### DESCRIPTION OF THE TASK
Copy out lines with the word "processen" from the material that follows.

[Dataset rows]

========================

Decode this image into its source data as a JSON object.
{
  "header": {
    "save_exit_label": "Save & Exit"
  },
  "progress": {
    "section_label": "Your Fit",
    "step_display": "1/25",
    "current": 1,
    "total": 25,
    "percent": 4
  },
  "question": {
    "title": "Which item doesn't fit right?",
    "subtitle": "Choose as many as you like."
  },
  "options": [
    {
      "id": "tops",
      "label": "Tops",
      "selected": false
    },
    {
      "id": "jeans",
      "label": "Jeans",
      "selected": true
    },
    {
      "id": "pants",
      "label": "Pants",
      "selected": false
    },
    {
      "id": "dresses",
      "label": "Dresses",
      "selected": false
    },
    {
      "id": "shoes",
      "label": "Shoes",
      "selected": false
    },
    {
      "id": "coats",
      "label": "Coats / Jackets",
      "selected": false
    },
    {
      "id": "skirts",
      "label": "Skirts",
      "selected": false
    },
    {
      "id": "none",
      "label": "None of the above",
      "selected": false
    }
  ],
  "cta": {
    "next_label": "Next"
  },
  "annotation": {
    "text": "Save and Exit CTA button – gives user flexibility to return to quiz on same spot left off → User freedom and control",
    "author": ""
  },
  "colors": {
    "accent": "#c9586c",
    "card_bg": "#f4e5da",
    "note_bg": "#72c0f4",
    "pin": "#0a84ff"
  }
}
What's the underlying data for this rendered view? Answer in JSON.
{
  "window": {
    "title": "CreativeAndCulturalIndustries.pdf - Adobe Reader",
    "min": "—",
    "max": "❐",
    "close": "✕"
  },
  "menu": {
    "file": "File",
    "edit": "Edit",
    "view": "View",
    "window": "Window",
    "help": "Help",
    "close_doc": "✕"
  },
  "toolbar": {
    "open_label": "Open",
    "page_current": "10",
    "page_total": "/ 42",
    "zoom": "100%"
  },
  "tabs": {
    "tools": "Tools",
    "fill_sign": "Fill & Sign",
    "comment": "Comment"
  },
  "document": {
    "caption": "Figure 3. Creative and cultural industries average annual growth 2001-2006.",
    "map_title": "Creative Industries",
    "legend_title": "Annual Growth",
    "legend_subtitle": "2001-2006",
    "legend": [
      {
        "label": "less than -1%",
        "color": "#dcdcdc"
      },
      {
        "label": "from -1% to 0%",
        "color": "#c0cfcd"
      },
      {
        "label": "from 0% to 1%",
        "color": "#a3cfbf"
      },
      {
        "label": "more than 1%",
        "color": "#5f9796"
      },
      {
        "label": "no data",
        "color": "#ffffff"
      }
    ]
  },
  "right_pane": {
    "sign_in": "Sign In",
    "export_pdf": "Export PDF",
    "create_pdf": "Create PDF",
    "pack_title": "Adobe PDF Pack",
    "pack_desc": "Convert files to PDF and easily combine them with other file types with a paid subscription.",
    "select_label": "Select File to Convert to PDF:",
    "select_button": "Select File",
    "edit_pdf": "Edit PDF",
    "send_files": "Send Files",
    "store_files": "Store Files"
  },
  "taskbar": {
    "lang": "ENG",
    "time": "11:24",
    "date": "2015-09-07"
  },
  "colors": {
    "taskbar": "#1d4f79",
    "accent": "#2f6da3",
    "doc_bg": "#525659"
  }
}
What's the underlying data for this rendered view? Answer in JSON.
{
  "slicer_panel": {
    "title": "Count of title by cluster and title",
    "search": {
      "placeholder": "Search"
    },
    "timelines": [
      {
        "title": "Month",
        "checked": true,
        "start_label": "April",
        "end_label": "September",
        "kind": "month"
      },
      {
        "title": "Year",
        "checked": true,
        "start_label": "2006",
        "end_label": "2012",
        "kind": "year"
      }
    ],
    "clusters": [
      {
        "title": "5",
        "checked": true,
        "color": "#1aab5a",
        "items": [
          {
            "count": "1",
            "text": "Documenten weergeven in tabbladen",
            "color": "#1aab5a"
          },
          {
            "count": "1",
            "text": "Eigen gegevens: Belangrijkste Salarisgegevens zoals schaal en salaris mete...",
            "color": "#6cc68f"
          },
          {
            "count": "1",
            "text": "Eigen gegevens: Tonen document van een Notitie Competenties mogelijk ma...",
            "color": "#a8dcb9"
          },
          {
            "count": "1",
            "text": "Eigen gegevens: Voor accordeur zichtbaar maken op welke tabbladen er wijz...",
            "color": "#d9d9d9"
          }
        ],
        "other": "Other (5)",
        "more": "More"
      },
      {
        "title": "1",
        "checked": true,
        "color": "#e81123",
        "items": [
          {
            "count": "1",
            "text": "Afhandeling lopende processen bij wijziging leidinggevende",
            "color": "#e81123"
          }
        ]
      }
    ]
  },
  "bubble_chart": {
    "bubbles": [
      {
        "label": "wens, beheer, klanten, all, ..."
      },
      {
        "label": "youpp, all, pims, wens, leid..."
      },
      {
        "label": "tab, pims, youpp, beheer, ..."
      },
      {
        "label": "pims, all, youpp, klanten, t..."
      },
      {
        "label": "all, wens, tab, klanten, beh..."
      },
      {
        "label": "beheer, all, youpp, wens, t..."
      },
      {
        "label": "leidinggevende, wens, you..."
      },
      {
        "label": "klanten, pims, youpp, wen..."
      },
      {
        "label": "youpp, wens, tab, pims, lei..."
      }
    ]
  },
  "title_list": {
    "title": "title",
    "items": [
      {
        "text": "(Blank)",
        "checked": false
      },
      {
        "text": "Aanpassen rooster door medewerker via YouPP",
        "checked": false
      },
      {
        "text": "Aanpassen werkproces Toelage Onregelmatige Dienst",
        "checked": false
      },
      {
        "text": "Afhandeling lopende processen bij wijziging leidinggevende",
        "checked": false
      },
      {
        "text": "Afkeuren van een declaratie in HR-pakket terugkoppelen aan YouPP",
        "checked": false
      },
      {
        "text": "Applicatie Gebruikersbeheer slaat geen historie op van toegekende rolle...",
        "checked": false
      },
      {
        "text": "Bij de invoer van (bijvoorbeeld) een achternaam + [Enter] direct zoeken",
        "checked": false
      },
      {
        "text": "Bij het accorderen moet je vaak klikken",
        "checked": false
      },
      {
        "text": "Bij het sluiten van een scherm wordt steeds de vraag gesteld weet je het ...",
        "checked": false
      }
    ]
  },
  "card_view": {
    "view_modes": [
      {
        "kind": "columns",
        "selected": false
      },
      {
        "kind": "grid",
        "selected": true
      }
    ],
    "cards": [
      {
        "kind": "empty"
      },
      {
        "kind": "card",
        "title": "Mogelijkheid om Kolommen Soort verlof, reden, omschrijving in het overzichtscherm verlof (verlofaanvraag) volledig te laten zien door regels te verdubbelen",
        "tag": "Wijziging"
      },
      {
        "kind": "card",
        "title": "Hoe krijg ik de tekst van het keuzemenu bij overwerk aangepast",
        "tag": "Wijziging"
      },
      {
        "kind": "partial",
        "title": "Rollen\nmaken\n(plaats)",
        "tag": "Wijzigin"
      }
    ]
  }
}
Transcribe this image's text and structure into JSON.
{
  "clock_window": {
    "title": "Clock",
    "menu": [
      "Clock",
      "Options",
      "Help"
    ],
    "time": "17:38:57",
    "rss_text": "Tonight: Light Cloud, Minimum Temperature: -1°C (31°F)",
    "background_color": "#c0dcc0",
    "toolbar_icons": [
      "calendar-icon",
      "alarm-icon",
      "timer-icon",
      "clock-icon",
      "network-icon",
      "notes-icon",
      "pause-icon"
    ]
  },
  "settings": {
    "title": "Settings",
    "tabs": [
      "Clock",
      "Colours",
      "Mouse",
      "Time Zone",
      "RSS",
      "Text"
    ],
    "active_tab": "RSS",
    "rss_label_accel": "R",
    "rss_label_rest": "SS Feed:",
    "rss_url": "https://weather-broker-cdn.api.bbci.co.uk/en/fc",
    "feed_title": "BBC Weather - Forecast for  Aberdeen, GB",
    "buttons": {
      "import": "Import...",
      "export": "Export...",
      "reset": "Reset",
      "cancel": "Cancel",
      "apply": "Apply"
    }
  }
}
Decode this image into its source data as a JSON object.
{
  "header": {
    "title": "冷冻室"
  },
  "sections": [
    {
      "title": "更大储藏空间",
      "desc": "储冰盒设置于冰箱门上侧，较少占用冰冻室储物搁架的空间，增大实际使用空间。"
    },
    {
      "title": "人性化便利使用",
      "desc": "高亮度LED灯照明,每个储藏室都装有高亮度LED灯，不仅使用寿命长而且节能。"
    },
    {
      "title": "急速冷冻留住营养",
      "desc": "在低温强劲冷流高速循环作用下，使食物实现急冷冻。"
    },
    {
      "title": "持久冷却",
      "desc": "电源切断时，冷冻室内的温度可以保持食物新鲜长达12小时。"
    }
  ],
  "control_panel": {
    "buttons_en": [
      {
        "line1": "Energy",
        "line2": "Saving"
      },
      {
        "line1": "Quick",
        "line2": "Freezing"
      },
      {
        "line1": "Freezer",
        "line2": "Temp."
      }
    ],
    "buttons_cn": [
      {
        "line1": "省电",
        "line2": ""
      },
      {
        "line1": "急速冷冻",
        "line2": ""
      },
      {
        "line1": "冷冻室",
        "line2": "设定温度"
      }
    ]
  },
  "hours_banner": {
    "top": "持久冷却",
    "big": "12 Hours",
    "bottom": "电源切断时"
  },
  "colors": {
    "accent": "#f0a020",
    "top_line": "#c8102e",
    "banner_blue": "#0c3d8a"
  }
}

========================

### FINAL RESULT
            "text": "Afhandeling lopende processen bij wijziging leidinggevende",
        "text": "Afhandeling lopende processen bij wijziging leidinggevende",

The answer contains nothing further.